Aim: Going through the material below, please gather all lines with the word "text" in them.

Records provided:
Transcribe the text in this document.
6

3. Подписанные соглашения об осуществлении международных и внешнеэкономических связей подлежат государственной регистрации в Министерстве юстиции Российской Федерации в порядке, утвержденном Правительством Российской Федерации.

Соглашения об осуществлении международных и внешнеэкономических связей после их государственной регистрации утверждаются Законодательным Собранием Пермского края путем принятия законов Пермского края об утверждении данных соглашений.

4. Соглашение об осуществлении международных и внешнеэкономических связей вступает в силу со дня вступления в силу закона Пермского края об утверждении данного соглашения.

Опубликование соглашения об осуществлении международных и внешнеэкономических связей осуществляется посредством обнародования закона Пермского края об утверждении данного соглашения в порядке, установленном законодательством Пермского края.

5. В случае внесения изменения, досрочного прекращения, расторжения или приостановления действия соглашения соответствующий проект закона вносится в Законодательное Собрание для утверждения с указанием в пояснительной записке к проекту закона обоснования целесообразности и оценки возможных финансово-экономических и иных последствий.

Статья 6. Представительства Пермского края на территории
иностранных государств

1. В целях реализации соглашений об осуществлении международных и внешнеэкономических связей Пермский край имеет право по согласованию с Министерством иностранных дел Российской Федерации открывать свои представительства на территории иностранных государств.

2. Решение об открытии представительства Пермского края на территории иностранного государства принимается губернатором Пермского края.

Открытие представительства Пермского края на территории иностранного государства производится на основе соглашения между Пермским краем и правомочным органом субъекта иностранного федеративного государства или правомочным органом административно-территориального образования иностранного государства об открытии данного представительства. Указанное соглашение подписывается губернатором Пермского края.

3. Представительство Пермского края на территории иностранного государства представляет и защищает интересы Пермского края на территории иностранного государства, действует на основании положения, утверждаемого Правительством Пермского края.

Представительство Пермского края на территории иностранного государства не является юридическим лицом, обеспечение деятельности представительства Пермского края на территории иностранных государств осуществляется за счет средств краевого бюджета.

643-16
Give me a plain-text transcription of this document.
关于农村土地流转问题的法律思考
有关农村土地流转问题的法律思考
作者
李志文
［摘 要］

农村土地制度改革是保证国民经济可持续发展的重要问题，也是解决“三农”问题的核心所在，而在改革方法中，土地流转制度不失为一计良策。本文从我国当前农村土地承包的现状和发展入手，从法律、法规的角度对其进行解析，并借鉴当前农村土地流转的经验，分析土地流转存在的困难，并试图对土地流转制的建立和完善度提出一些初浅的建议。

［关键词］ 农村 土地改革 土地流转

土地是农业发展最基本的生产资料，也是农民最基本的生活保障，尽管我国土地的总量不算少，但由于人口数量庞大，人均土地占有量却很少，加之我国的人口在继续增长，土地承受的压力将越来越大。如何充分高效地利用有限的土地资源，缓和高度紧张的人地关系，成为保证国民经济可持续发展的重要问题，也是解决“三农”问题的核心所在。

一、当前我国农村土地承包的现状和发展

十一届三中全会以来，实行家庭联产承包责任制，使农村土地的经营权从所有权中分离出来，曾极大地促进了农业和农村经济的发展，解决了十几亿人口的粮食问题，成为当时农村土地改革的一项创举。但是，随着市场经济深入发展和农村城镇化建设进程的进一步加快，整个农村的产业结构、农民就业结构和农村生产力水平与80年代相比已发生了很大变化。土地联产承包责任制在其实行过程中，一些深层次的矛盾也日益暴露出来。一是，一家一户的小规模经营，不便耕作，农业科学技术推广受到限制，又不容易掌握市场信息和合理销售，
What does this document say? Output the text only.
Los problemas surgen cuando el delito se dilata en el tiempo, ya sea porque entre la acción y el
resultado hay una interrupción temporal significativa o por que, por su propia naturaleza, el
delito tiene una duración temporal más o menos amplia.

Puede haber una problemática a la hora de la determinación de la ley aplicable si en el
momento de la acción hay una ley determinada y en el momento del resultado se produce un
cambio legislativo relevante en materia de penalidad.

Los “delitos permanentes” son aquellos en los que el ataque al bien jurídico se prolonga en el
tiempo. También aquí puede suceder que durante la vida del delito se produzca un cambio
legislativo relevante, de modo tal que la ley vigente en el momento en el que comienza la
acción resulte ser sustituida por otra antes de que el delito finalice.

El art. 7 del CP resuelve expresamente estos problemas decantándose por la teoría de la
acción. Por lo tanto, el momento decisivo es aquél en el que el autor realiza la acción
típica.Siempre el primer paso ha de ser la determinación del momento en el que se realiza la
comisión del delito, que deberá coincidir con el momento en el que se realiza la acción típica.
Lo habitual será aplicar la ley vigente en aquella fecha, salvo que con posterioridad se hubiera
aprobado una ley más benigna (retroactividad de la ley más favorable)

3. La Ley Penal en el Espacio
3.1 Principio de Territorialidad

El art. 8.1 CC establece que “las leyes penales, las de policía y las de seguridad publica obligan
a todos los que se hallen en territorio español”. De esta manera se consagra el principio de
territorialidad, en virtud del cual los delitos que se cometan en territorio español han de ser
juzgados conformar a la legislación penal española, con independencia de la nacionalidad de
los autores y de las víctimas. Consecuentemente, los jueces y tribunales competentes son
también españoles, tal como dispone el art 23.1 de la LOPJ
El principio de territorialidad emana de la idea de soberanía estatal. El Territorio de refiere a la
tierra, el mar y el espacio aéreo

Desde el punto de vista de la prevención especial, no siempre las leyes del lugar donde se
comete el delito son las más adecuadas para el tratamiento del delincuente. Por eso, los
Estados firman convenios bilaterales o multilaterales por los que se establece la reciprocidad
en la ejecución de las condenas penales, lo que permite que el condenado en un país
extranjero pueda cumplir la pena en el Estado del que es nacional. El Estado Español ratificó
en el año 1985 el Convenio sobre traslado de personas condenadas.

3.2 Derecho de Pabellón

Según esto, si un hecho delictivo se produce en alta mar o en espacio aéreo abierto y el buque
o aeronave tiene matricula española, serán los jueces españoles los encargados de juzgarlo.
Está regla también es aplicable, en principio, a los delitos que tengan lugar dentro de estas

Reply:
Transcribe the text in this document.
Give me a plain-text transcription of this document.
What does this document say? Output the text only.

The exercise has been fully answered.